▶ _Dataset_:

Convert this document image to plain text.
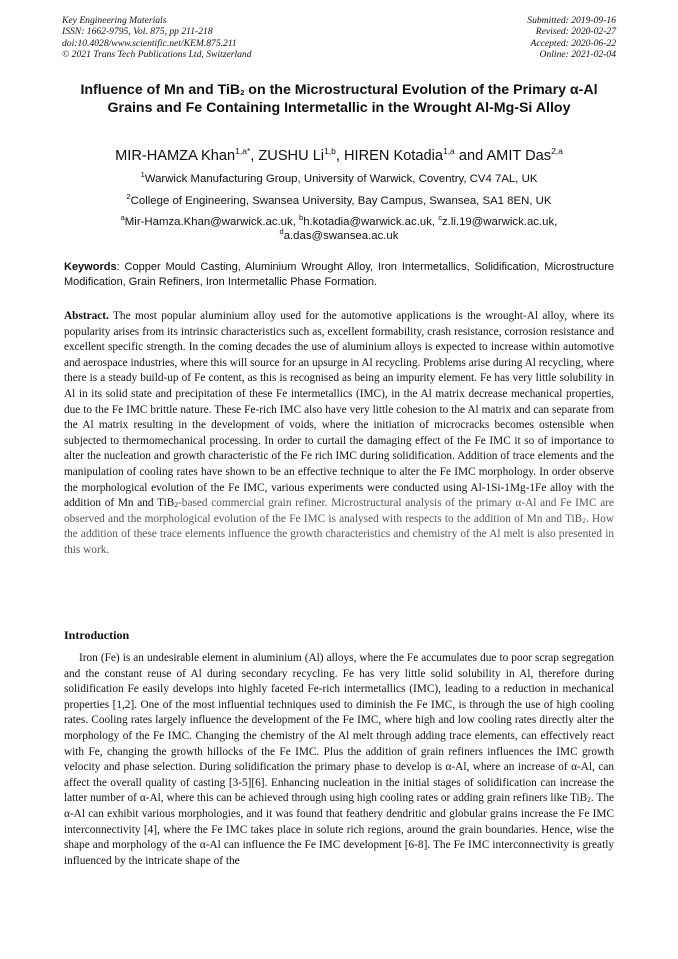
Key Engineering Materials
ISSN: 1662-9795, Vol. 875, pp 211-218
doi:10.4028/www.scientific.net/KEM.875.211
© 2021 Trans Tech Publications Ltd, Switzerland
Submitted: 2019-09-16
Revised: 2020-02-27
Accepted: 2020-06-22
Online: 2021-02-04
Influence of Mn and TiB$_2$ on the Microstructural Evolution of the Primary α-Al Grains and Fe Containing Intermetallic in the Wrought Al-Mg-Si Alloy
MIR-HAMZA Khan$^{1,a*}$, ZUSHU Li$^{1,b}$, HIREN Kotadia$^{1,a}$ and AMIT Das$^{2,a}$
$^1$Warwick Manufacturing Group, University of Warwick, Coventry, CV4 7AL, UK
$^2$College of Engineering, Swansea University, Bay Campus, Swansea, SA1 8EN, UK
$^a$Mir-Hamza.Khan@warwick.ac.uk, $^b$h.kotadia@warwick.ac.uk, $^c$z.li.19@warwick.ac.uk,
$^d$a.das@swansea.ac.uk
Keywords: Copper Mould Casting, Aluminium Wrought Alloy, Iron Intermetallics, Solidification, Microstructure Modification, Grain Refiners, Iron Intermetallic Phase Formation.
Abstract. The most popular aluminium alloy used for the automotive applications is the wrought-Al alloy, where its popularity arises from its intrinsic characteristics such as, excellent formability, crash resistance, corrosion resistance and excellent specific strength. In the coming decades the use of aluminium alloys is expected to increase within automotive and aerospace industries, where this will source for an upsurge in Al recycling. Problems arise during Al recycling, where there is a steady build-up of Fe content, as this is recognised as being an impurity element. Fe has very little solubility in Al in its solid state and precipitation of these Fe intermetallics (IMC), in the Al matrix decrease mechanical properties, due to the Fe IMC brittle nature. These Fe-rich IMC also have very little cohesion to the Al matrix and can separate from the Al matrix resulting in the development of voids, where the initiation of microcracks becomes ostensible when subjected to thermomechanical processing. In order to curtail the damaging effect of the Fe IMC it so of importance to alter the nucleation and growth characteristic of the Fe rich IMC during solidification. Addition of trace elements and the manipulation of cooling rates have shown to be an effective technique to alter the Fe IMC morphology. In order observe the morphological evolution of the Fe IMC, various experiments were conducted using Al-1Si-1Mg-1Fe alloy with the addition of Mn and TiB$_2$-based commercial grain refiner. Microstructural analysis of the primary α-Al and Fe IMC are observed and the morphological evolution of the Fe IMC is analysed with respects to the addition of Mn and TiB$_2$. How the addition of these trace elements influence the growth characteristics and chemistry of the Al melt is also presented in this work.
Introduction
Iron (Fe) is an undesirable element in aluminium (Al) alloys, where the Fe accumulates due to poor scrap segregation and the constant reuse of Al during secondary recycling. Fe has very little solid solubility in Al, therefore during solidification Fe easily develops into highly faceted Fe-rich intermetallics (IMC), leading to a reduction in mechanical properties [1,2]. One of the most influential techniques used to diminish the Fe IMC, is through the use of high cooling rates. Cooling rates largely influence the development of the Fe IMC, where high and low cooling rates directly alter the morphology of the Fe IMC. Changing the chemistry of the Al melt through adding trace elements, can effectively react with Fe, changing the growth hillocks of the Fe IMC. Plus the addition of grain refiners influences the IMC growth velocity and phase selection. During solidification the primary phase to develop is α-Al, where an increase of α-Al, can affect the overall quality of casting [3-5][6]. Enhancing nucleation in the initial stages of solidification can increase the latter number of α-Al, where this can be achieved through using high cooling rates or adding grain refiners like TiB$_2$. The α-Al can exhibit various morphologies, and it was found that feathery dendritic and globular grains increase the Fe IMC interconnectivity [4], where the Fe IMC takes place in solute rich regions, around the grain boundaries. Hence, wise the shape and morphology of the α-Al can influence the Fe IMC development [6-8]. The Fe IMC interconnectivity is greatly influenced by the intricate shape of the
* * *
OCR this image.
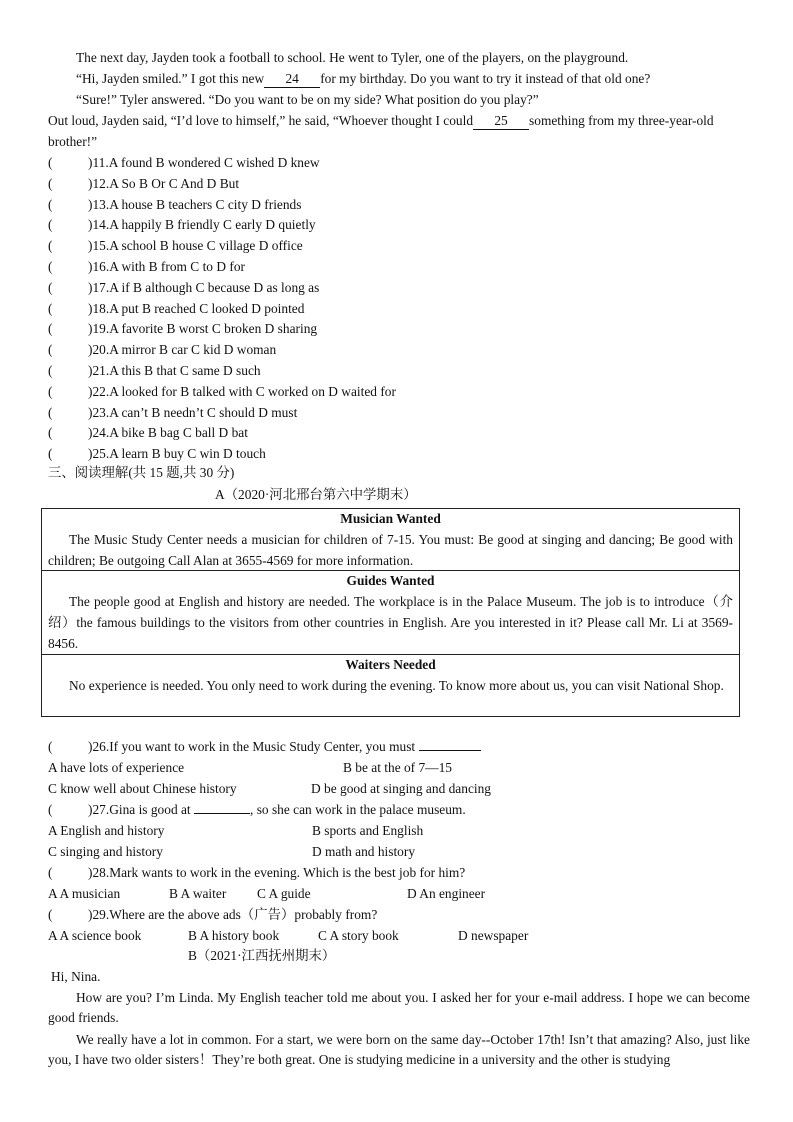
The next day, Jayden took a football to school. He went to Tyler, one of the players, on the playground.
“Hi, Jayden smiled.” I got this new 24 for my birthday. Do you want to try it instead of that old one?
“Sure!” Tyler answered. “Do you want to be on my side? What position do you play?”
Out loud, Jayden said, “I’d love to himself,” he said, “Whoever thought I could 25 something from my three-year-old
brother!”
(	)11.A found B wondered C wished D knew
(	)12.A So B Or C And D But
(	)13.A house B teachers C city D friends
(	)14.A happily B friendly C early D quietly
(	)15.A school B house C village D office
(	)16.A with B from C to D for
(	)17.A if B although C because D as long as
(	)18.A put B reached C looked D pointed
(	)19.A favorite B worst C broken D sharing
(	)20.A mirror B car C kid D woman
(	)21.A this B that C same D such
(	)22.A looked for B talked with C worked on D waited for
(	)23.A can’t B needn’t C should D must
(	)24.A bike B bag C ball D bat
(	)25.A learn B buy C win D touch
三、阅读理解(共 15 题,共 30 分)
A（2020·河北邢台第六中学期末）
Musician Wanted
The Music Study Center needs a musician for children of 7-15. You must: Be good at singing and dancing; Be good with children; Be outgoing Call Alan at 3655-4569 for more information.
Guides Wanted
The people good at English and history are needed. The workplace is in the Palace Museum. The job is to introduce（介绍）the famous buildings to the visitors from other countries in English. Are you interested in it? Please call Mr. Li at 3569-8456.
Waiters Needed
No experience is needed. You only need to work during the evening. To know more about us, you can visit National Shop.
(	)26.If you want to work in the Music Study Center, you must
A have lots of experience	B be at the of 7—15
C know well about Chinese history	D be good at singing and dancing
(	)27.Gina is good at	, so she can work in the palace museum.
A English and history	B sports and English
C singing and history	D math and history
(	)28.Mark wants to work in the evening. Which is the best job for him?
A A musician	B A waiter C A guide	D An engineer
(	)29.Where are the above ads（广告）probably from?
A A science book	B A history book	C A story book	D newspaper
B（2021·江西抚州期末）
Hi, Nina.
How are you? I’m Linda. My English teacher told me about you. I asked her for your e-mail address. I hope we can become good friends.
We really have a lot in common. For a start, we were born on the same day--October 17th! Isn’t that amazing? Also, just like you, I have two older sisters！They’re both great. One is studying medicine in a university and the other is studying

▶ _Task description_:
Report how many lines in the listing include the word "Engineering". Give nothing but the count.

▶ _Task response_:
2